(Exercise requirements): Reproduce the whole listing, character for character.

(Dataset items)
•••

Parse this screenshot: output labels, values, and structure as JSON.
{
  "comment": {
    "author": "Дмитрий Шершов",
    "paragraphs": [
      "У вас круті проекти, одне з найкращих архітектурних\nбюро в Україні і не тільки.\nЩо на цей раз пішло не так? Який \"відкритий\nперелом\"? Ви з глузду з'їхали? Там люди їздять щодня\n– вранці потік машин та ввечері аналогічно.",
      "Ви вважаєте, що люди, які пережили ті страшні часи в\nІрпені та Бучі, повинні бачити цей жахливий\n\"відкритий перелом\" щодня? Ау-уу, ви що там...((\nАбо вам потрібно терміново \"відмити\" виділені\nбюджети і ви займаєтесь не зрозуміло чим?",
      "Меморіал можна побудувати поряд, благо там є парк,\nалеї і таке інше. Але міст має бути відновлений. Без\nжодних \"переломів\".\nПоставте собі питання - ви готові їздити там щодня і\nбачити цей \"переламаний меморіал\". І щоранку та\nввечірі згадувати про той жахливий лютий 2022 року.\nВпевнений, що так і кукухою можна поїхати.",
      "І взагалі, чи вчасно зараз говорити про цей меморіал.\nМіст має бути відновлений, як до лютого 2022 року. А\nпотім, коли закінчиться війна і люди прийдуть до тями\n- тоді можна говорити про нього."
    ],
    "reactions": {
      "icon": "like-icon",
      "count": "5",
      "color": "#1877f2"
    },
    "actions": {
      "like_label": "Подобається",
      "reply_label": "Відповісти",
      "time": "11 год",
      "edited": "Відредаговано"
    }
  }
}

•••

(Solution to this exercise):
Parse this screenshot: output labels, values, and structure as JSON.
{
  "comment": {
    "author": "Дмитрий Шершов",
    "paragraphs": [
      "У вас круті проекти, одне з найкращих архітектурних\nбюро в Україні і не тільки.\nЩо на цей раз пішло не так? Який \"відкритий\nперелом\"? Ви з глузду з'їхали? Там люди їздять щодня\n– вранці потік машин та ввечері аналогічно.",
      "Ви вважаєте, що люди, які пережили ті страшні часи в\nІрпені та Бучі, повинні бачити цей жахливий\n\"відкритий перелом\" щодня? Ау-уу, ви що там...((\nАбо вам потрібно терміново \"відмити\" виділені\nбюджети і ви займаєтесь не зрозуміло чим?",
      "Меморіал можна побудувати поряд, благо там є парк,\nалеї і таке інше. Але міст має бути відновлений. Без\nжодних \"переломів\".\nПоставте собі питання - ви готові їздити там щодня і\nбачити цей \"переламаний меморіал\". І щоранку та\nввечірі згадувати про той жахливий лютий 2022 року.\nВпевнений, що так і кукухою можна поїхати.",
      "І взагалі, чи вчасно зараз говорити про цей меморіал.\nМіст має бути відновлений, як до лютого 2022 року. А\nпотім, коли закінчиться війна і люди прийдуть до тями\n- тоді можна говорити про нього."
    ],
    "reactions": {
      "icon": "like-icon",
      "count": "5",
      "color": "#1877f2"
    },
    "actions": {
      "like_label": "Подобається",
      "reply_label": "Відповісти",
      "time": "11 год",
      "edited": "Відредаговано"
    }
  }
}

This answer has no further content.